## Exercise details
Quote the listing below in its entirety.

## Data in this exercise
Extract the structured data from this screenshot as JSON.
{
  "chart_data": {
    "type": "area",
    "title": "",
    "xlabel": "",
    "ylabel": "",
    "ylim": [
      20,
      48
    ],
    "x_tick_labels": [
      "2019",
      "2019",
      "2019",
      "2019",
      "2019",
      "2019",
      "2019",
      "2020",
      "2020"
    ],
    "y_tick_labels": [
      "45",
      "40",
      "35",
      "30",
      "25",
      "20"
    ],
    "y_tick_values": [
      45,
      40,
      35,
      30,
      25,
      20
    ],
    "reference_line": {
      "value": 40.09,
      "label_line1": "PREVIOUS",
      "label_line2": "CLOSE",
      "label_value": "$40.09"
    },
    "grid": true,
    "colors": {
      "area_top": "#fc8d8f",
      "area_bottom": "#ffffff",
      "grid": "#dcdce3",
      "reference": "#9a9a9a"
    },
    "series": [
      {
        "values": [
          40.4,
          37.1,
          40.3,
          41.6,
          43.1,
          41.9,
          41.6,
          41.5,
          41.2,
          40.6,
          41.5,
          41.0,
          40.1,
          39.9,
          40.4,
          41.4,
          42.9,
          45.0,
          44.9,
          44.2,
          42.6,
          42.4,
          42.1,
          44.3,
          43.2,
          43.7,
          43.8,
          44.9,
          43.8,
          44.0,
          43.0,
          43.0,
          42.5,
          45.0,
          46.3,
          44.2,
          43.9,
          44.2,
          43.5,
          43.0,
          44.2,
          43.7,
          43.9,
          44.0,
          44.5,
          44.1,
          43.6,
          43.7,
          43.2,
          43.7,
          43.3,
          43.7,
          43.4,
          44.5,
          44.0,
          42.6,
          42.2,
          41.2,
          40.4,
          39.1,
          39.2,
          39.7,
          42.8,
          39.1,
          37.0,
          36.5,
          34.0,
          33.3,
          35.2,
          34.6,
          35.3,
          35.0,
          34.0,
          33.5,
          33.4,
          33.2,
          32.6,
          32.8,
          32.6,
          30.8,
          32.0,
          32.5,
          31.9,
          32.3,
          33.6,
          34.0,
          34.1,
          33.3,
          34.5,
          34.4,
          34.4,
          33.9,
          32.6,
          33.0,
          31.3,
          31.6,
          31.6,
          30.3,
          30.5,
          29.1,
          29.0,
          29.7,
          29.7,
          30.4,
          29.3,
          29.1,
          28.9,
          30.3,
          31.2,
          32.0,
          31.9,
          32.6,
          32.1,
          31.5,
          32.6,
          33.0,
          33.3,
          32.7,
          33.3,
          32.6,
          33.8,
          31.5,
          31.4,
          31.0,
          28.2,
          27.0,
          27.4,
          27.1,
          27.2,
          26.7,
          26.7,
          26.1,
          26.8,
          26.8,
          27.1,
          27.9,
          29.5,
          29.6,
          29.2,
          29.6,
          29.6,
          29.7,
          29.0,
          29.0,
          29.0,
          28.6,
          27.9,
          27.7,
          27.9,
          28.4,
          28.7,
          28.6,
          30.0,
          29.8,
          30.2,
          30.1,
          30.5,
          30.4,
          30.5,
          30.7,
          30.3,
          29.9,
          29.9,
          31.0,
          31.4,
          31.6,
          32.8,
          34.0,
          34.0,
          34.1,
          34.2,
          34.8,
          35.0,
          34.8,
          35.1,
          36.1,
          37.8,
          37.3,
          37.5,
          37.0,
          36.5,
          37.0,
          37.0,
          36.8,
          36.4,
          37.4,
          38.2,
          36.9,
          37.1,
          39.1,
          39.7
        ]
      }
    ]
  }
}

## Output
Extract the structured data from this screenshot as JSON.
{
  "chart_data": {
    "type": "area",
    "title": "",
    "xlabel": "",
    "ylabel": "",
    "ylim": [
      20,
      48
    ],
    "x_tick_labels": [
      "2019",
      "2019",
      "2019",
      "2019",
      "2019",
      "2019",
      "2019",
      "2020",
      "2020"
    ],
    "y_tick_labels": [
      "45",
      "40",
      "35",
      "30",
      "25",
      "20"
    ],
    "y_tick_values": [
      45,
      40,
      35,
      30,
      25,
      20
    ],
    "reference_line": {
      "value": 40.09,
      "label_line1": "PREVIOUS",
      "label_line2": "CLOSE",
      "label_value": "$40.09"
    },
    "grid": true,
    "colors": {
      "area_top": "#fc8d8f",
      "area_bottom": "#ffffff",
      "grid": "#dcdce3",
      "reference": "#9a9a9a"
    },
    "series": [
      {
        "values": [
          40.4,
          37.1,
          40.3,
          41.6,
          43.1,
          41.9,
          41.6,
          41.5,
          41.2,
          40.6,
          41.5,
          41.0,
          40.1,
          39.9,
          40.4,
          41.4,
          42.9,
          45.0,
          44.9,
          44.2,
          42.6,
          42.4,
          42.1,
          44.3,
          43.2,
          43.7,
          43.8,
          44.9,
          43.8,
          44.0,
          43.0,
          43.0,
          42.5,
          45.0,
          46.3,
          44.2,
          43.9,
          44.2,
          43.5,
          43.0,
          44.2,
          43.7,
          43.9,
          44.0,
          44.5,
          44.1,
          43.6,
          43.7,
          43.2,
          43.7,
          43.3,
          43.7,
          43.4,
          44.5,
          44.0,
          42.6,
          42.2,
          41.2,
          40.4,
          39.1,
          39.2,
          39.7,
          42.8,
          39.1,
          37.0,
          36.5,
          34.0,
          33.3,
          35.2,
          34.6,
          35.3,
          35.0,
          34.0,
          33.5,
          33.4,
          33.2,
          32.6,
          32.8,
          32.6,
          30.8,
          32.0,
          32.5,
          31.9,
          32.3,
          33.6,
          34.0,
          34.1,
          33.3,
          34.5,
          34.4,
          34.4,
          33.9,
          32.6,
          33.0,
          31.3,
          31.6,
          31.6,
          30.3,
          30.5,
          29.1,
          29.0,
          29.7,
          29.7,
          30.4,
          29.3,
          29.1,
          28.9,
          30.3,
          31.2,
          32.0,
          31.9,
          32.6,
          32.1,
          31.5,
          32.6,
          33.0,
          33.3,
          32.7,
          33.3,
          32.6,
          33.8,
          31.5,
          31.4,
          31.0,
          28.2,
          27.0,
          27.4,
          27.1,
          27.2,
          26.7,
          26.7,
          26.1,
          26.8,
          26.8,
          27.1,
          27.9,
          29.5,
          29.6,
          29.2,
          29.6,
          29.6,
          29.7,
          29.0,
          29.0,
          29.0,
          28.6,
          27.9,
          27.7,
          27.9,
          28.4,
          28.7,
          28.6,
          30.0,
          29.8,
          30.2,
          30.1,
          30.5,
          30.4,
          30.5,
          30.7,
          30.3,
          29.9,
          29.9,
          31.0,
          31.4,
          31.6,
          32.8,
          34.0,
          34.0,
          34.1,
          34.2,
          34.8,
          35.0,
          34.8,
          35.1,
          36.1,
          37.8,
          37.3,
          37.5,
          37.0,
          36.5,
          37.0,
          37.0,
          36.8,
          36.4,
          37.4,
          38.2,
          36.9,
          37.1,
          39.1,
          39.7
        ]
      }
    ]
  }
}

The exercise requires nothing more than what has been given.